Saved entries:
** BEGIN **

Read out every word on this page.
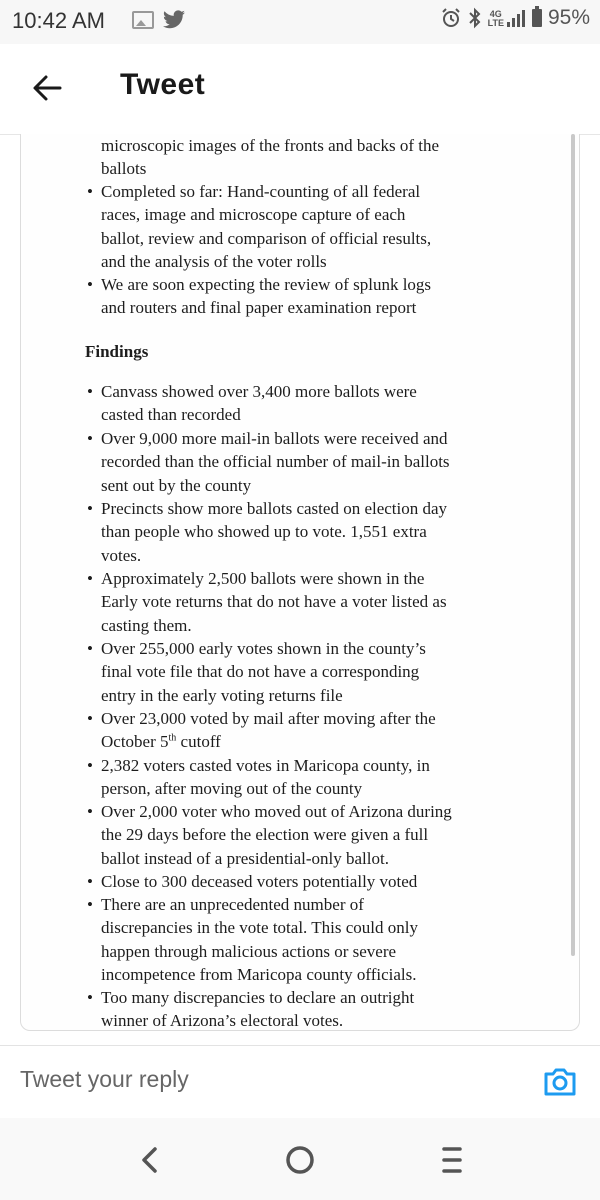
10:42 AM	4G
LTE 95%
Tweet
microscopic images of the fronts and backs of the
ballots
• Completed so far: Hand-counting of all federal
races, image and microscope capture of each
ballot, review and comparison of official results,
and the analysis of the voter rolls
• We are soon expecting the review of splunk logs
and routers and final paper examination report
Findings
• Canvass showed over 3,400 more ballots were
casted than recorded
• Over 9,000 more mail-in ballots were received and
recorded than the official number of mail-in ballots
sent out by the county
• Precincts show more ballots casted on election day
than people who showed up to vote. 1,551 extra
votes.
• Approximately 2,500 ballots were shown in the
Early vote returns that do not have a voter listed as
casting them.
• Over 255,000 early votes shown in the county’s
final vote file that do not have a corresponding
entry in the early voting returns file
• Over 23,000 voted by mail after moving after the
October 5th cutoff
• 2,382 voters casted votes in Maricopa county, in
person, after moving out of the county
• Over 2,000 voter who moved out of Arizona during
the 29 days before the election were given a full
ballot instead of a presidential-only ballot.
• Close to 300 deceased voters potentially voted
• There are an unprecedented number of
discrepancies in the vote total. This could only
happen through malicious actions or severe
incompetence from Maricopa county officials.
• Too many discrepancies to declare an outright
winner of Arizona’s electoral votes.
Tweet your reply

** END **
** BEGIN **

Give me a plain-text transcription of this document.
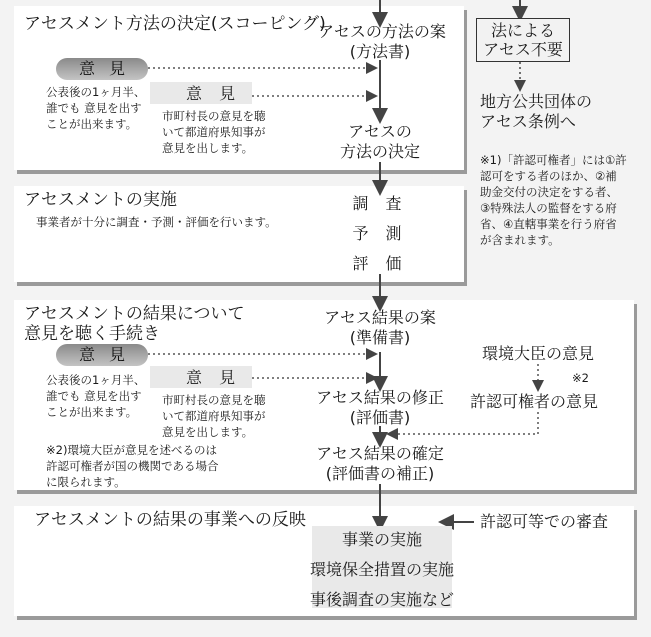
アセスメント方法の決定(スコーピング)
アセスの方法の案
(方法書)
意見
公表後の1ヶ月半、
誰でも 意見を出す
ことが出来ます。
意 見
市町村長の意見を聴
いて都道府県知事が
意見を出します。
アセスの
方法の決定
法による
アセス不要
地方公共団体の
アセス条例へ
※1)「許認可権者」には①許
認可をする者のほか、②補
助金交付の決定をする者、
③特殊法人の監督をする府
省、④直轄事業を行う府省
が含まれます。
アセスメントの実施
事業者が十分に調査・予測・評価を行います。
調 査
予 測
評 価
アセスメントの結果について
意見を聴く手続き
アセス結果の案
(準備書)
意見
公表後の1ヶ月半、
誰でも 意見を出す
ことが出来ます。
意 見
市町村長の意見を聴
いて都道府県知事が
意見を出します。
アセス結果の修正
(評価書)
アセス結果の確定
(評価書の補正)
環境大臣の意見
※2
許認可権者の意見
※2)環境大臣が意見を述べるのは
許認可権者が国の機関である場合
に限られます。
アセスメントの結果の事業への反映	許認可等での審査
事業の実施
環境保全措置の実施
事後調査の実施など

** END **

Filter the records down to the lines that contain the string "have", and copy those lines.

## [Reply]
Early vote returns that do not have a voter listed as
final vote file that do not have a corresponding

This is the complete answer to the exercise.